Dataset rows
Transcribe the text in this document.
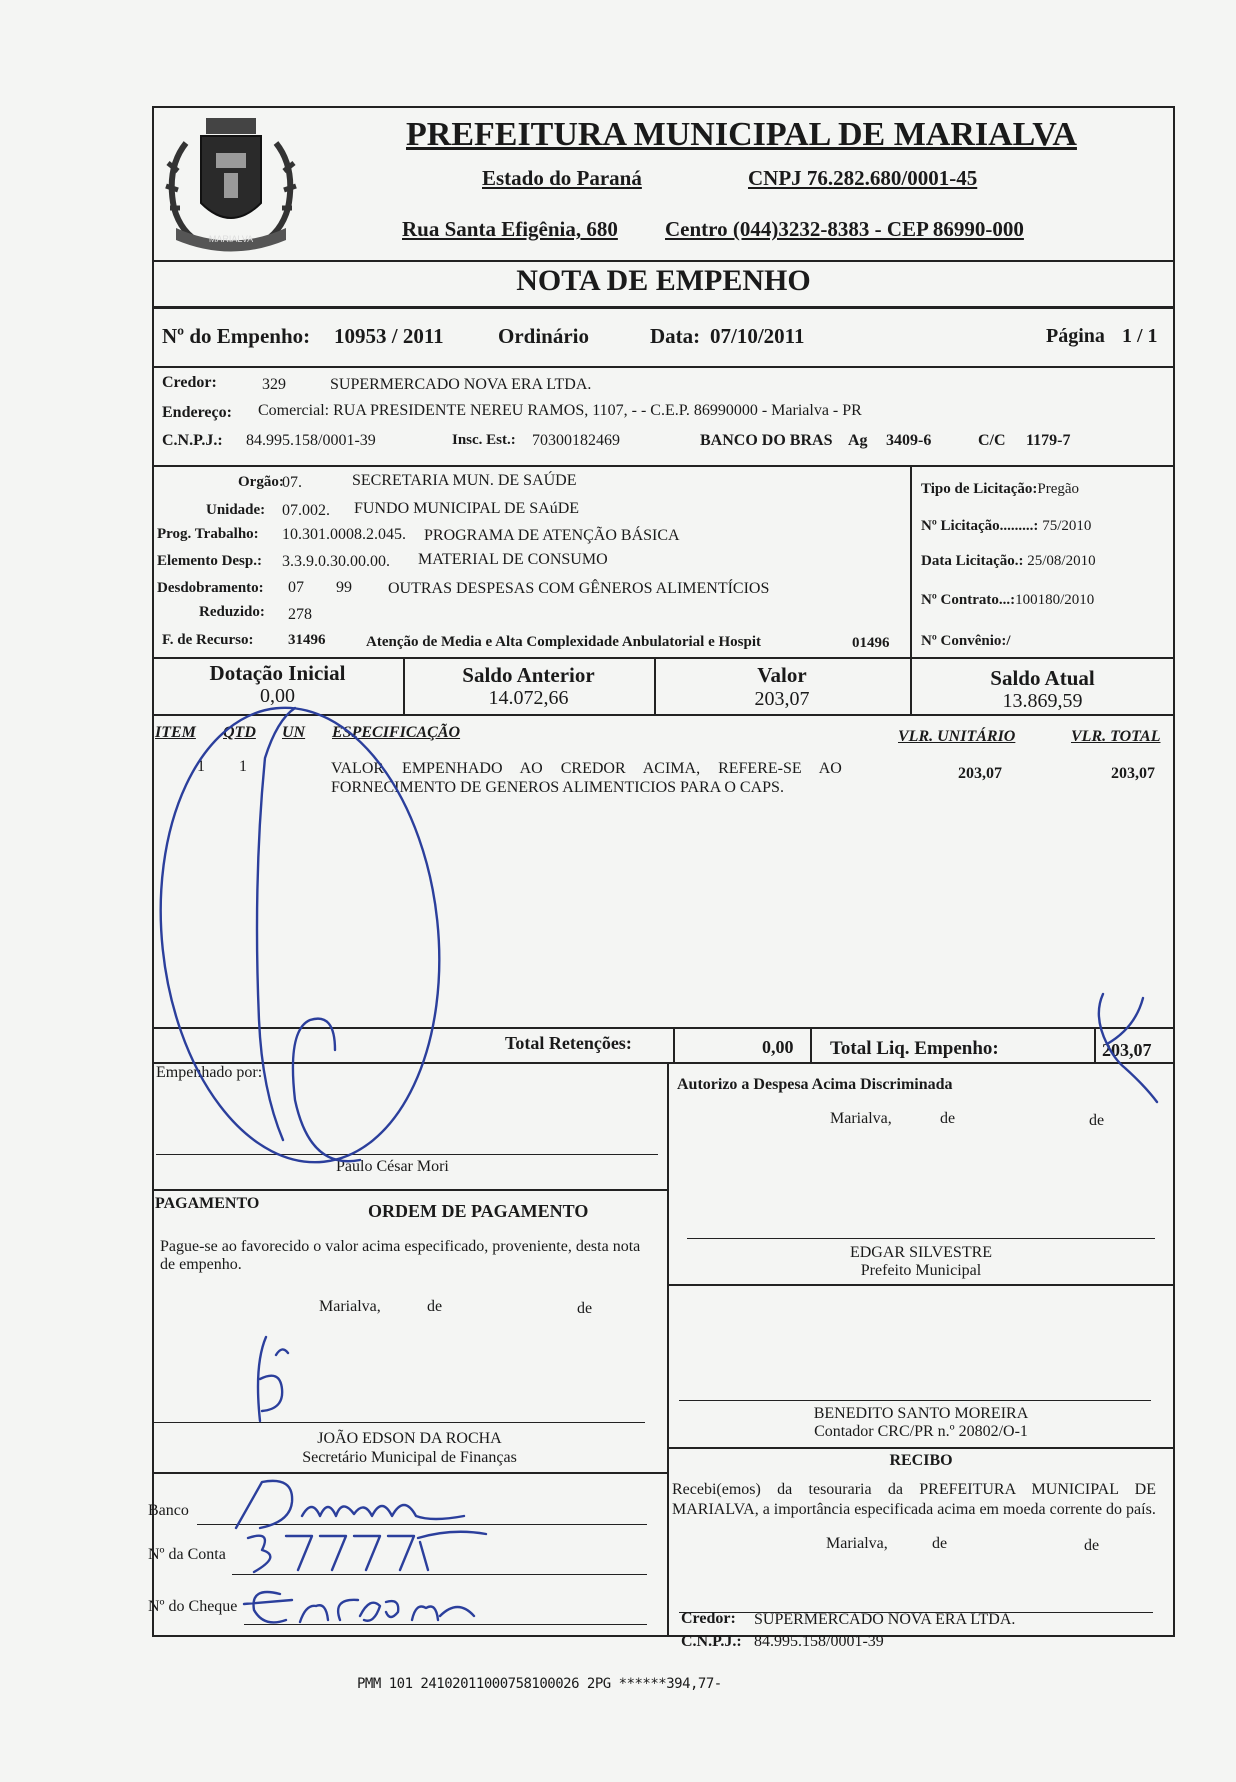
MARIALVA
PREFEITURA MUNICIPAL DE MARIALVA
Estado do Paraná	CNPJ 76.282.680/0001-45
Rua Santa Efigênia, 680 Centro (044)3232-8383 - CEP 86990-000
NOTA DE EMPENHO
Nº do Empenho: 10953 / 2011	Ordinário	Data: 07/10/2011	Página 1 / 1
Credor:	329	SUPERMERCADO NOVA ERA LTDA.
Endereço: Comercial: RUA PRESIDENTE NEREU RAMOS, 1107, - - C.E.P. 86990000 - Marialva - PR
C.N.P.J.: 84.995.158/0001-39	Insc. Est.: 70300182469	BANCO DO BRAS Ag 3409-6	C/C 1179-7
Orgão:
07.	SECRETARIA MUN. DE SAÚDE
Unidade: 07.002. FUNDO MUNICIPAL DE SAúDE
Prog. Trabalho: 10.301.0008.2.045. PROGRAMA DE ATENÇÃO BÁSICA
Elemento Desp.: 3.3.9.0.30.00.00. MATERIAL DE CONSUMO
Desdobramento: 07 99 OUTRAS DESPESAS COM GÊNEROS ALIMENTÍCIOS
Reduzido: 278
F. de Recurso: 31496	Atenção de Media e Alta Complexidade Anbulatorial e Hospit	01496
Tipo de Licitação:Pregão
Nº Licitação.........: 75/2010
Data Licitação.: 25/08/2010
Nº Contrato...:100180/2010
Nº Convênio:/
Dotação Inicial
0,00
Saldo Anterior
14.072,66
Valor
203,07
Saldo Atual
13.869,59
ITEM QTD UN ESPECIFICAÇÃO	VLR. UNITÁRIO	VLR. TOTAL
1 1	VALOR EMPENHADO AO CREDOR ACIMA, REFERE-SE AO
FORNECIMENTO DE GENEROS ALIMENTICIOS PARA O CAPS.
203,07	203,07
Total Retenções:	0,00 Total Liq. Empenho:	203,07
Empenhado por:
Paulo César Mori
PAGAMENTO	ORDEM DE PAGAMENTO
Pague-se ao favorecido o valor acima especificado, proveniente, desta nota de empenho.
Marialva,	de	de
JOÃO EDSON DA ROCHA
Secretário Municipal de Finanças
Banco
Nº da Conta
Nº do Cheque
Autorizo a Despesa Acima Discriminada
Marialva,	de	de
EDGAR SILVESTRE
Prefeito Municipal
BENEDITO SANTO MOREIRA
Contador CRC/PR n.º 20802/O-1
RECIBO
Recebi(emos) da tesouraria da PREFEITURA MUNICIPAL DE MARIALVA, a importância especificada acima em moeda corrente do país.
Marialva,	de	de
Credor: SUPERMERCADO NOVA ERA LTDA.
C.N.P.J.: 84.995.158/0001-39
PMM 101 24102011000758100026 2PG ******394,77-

Do this:
Working from the lines above, reproduce the material exactly and exclude its pictures.

Response to this exercise:
Transcribe the text in this document.
MARIALVA
PREFEITURA MUNICIPAL DE MARIALVA
Estado do Paraná	CNPJ 76.282.680/0001-45
Rua Santa Efigênia, 680 Centro (044)3232-8383 - CEP 86990-000
NOTA DE EMPENHO
Nº do Empenho: 10953 / 2011	Ordinário	Data: 07/10/2011	Página 1 / 1
Credor:	329	SUPERMERCADO NOVA ERA LTDA.
Endereço: Comercial: RUA PRESIDENTE NEREU RAMOS, 1107, - - C.E.P. 86990000 - Marialva - PR
C.N.P.J.: 84.995.158/0001-39	Insc. Est.: 70300182469	BANCO DO BRAS Ag 3409-6	C/C 1179-7
Orgão:
07.	SECRETARIA MUN. DE SAÚDE
Unidade: 07.002. FUNDO MUNICIPAL DE SAúDE
Prog. Trabalho: 10.301.0008.2.045. PROGRAMA DE ATENÇÃO BÁSICA
Elemento Desp.: 3.3.9.0.30.00.00. MATERIAL DE CONSUMO
Desdobramento: 07 99 OUTRAS DESPESAS COM GÊNEROS ALIMENTÍCIOS
Reduzido: 278
F. de Recurso: 31496	Atenção de Media e Alta Complexidade Anbulatorial e Hospit	01496
Tipo de Licitação:Pregão
Nº Licitação.........: 75/2010
Data Licitação.: 25/08/2010
Nº Contrato...:100180/2010
Nº Convênio:/
Dotação Inicial
0,00
Saldo Anterior
14.072,66
Valor
203,07
Saldo Atual
13.869,59
ITEM QTD UN ESPECIFICAÇÃO	VLR. UNITÁRIO	VLR. TOTAL
1 1	VALOR EMPENHADO AO CREDOR ACIMA, REFERE-SE AO
FORNECIMENTO DE GENEROS ALIMENTICIOS PARA O CAPS.
203,07	203,07
Total Retenções:	0,00 Total Liq. Empenho:	203,07
Empenhado por:
Paulo César Mori
PAGAMENTO	ORDEM DE PAGAMENTO
Pague-se ao favorecido o valor acima especificado, proveniente, desta nota de empenho.
Marialva,	de	de
JOÃO EDSON DA ROCHA
Secretário Municipal de Finanças
Banco
Nº da Conta
Nº do Cheque
Autorizo a Despesa Acima Discriminada
Marialva,	de	de
EDGAR SILVESTRE
Prefeito Municipal
BENEDITO SANTO MOREIRA
Contador CRC/PR n.º 20802/O-1
RECIBO
Recebi(emos) da tesouraria da PREFEITURA MUNICIPAL DE MARIALVA, a importância especificada acima em moeda corrente do país.
Marialva,	de	de
Credor: SUPERMERCADO NOVA ERA LTDA.
C.N.P.J.: 84.995.158/0001-39
PMM 101 24102011000758100026 2PG ******394,77-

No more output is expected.